* **The exercise**
Reproduce each line of the items below verbatim.

* **Element and region data**
____

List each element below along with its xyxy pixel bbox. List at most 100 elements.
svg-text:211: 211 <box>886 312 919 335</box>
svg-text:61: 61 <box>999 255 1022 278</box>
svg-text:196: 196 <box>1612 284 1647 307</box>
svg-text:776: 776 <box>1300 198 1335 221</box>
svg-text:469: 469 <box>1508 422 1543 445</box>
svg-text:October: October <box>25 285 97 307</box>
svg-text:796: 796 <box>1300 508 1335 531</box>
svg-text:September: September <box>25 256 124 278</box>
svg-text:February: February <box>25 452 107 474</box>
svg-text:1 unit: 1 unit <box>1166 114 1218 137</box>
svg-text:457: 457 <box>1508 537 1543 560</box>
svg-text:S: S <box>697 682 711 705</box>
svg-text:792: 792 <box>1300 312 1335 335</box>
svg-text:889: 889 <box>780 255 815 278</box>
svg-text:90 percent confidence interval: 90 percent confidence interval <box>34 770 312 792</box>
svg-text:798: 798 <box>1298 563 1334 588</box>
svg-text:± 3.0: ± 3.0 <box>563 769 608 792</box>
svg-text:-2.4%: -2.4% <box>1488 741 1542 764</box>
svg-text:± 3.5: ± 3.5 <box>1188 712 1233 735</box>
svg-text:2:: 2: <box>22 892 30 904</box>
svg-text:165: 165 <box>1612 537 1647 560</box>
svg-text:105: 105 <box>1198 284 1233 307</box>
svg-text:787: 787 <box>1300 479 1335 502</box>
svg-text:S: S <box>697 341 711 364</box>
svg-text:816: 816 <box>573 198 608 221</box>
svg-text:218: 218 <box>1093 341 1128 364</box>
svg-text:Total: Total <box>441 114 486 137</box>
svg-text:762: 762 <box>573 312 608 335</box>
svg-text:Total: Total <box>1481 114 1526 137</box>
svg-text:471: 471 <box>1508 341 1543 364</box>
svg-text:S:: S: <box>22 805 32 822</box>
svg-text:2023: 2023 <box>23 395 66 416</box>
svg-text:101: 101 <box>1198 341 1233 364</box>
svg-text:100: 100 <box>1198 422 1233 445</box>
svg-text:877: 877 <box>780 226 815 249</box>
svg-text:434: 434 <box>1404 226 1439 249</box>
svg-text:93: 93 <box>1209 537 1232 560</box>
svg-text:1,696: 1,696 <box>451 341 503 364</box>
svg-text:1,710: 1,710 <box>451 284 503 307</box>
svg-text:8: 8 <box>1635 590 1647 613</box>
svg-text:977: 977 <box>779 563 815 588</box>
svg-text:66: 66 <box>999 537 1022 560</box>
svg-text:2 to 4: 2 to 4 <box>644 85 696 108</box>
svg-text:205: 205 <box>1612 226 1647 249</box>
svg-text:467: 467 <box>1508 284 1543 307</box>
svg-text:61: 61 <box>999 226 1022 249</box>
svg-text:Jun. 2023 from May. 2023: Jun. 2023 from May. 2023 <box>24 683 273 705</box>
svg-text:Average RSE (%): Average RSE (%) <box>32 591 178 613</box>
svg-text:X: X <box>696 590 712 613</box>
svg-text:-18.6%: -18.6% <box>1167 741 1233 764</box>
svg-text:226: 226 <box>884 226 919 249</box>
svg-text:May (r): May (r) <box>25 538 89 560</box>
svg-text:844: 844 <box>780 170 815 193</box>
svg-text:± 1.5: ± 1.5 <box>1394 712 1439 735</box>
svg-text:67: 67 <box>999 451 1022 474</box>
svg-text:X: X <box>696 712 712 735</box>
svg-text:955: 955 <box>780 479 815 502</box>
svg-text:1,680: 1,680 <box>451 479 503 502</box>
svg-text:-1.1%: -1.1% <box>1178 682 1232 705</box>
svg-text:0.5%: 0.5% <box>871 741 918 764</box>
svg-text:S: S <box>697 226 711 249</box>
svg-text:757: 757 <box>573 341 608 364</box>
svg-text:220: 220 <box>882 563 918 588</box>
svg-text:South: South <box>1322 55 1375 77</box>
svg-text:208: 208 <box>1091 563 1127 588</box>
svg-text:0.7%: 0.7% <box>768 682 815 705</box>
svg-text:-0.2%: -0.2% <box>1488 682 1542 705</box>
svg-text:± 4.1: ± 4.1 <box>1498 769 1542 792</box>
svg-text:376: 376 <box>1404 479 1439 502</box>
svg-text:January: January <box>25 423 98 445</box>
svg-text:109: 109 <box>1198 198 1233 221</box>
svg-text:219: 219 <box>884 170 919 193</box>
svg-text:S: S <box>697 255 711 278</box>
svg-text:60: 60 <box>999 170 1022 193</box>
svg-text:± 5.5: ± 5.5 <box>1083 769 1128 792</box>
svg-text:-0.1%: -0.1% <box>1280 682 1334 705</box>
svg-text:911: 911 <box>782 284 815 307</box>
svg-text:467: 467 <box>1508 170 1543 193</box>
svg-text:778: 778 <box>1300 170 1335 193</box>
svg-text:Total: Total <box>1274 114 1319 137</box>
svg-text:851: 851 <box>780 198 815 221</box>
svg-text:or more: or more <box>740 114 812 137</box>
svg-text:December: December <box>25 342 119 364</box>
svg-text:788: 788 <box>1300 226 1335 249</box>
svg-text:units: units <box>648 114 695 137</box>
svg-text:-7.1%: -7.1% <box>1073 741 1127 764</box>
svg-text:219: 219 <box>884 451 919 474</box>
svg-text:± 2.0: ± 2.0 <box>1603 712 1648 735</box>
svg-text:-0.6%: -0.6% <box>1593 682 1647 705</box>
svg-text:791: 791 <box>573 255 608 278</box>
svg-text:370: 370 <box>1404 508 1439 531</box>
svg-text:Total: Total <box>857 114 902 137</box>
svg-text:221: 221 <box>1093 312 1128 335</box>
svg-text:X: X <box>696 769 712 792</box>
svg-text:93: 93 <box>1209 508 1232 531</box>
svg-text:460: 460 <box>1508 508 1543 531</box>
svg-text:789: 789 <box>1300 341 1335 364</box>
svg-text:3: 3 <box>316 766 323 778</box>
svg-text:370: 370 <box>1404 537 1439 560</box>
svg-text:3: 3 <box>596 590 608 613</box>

____

* **Result of this task**
List each element below along with its xyxy pixel bbox. List at most 100 elements.
svg-text:211: 211 <box>886 312 919 335</box>
svg-text:61: 61 <box>999 255 1022 278</box>
svg-text:196: 196 <box>1612 284 1647 307</box>
svg-text:776: 776 <box>1300 198 1335 221</box>
svg-text:469: 469 <box>1508 422 1543 445</box>
svg-text:October: October <box>25 285 97 307</box>
svg-text:796: 796 <box>1300 508 1335 531</box>
svg-text:September: September <box>25 256 124 278</box>
svg-text:February: February <box>25 452 107 474</box>
svg-text:1 unit: 1 unit <box>1166 114 1218 137</box>
svg-text:457: 457 <box>1508 537 1543 560</box>
svg-text:S: S <box>697 682 711 705</box>
svg-text:792: 792 <box>1300 312 1335 335</box>
svg-text:889: 889 <box>780 255 815 278</box>
svg-text:90 percent confidence interval: 90 percent confidence interval <box>34 770 312 792</box>
svg-text:798: 798 <box>1298 563 1334 588</box>
svg-text:± 3.0: ± 3.0 <box>563 769 608 792</box>
svg-text:-2.4%: -2.4% <box>1488 741 1542 764</box>
svg-text:± 3.5: ± 3.5 <box>1188 712 1233 735</box>
svg-text:2:: 2: <box>22 892 30 904</box>
svg-text:165: 165 <box>1612 537 1647 560</box>
svg-text:105: 105 <box>1198 284 1233 307</box>
svg-text:787: 787 <box>1300 479 1335 502</box>
svg-text:S: S <box>697 341 711 364</box>
svg-text:816: 816 <box>573 198 608 221</box>
svg-text:218: 218 <box>1093 341 1128 364</box>
svg-text:Total: Total <box>441 114 486 137</box>
svg-text:762: 762 <box>573 312 608 335</box>
svg-text:Total: Total <box>1481 114 1526 137</box>
svg-text:471: 471 <box>1508 341 1543 364</box>
svg-text:S:: S: <box>22 805 32 822</box>
svg-text:2023: 2023 <box>23 395 66 416</box>
svg-text:101: 101 <box>1198 341 1233 364</box>
svg-text:100: 100 <box>1198 422 1233 445</box>
svg-text:877: 877 <box>780 226 815 249</box>
svg-text:434: 434 <box>1404 226 1439 249</box>
svg-text:93: 93 <box>1209 537 1232 560</box>
svg-text:1,696: 1,696 <box>451 341 503 364</box>
svg-text:1,710: 1,710 <box>451 284 503 307</box>
svg-text:8: 8 <box>1635 590 1647 613</box>
svg-text:977: 977 <box>779 563 815 588</box>
svg-text:66: 66 <box>999 537 1022 560</box>
svg-text:2 to 4: 2 to 4 <box>644 85 696 108</box>
svg-text:205: 205 <box>1612 226 1647 249</box>
svg-text:467: 467 <box>1508 284 1543 307</box>
svg-text:61: 61 <box>999 226 1022 249</box>
svg-text:Jun. 2023 from May. 2023: Jun. 2023 from May. 2023 <box>24 683 273 705</box>
svg-text:Average RSE (%): Average RSE (%) <box>32 591 178 613</box>
svg-text:X: X <box>696 590 712 613</box>
svg-text:-18.6%: -18.6% <box>1167 741 1233 764</box>
svg-text:226: 226 <box>884 226 919 249</box>
svg-text:May (r): May (r) <box>25 538 89 560</box>
svg-text:844: 844 <box>780 170 815 193</box>
svg-text:± 1.5: ± 1.5 <box>1394 712 1439 735</box>
svg-text:67: 67 <box>999 451 1022 474</box>
svg-text:X: X <box>696 712 712 735</box>
svg-text:955: 955 <box>780 479 815 502</box>
svg-text:1,680: 1,680 <box>451 479 503 502</box>
svg-text:-1.1%: -1.1% <box>1178 682 1232 705</box>
svg-text:0.5%: 0.5% <box>871 741 918 764</box>
svg-text:S: S <box>697 226 711 249</box>
svg-text:757: 757 <box>573 341 608 364</box>
svg-text:220: 220 <box>882 563 918 588</box>
svg-text:South: South <box>1322 55 1375 77</box>
svg-text:208: 208 <box>1091 563 1127 588</box>
svg-text:0.7%: 0.7% <box>768 682 815 705</box>
svg-text:-0.2%: -0.2% <box>1488 682 1542 705</box>
svg-text:± 4.1: ± 4.1 <box>1498 769 1542 792</box>
svg-text:376: 376 <box>1404 479 1439 502</box>
svg-text:January: January <box>25 423 98 445</box>
svg-text:109: 109 <box>1198 198 1233 221</box>
svg-text:219: 219 <box>884 170 919 193</box>
svg-text:S: S <box>697 255 711 278</box>
svg-text:60: 60 <box>999 170 1022 193</box>
svg-text:± 5.5: ± 5.5 <box>1083 769 1128 792</box>
svg-text:-0.1%: -0.1% <box>1280 682 1334 705</box>
svg-text:911: 911 <box>782 284 815 307</box>
svg-text:467: 467 <box>1508 170 1543 193</box>
svg-text:778: 778 <box>1300 170 1335 193</box>
svg-text:Total: Total <box>1274 114 1319 137</box>
svg-text:851: 851 <box>780 198 815 221</box>
svg-text:or more: or more <box>740 114 812 137</box>
svg-text:December: December <box>25 342 119 364</box>
svg-text:788: 788 <box>1300 226 1335 249</box>
svg-text:units: units <box>648 114 695 137</box>
svg-text:-7.1%: -7.1% <box>1073 741 1127 764</box>
svg-text:219: 219 <box>884 451 919 474</box>
svg-text:± 2.0: ± 2.0 <box>1603 712 1648 735</box>
svg-text:-0.6%: -0.6% <box>1593 682 1647 705</box>
svg-text:791: 791 <box>573 255 608 278</box>
svg-text:370: 370 <box>1404 508 1439 531</box>
svg-text:Total: Total <box>857 114 902 137</box>
svg-text:221: 221 <box>1093 312 1128 335</box>
svg-text:X: X <box>696 769 712 792</box>
svg-text:93: 93 <box>1209 508 1232 531</box>
svg-text:460: 460 <box>1508 508 1543 531</box>
svg-text:789: 789 <box>1300 341 1335 364</box>
svg-text:3: 3 <box>316 766 323 778</box>
svg-text:370: 370 <box>1404 537 1439 560</box>
svg-text:3: 3 <box>596 590 608 613</box>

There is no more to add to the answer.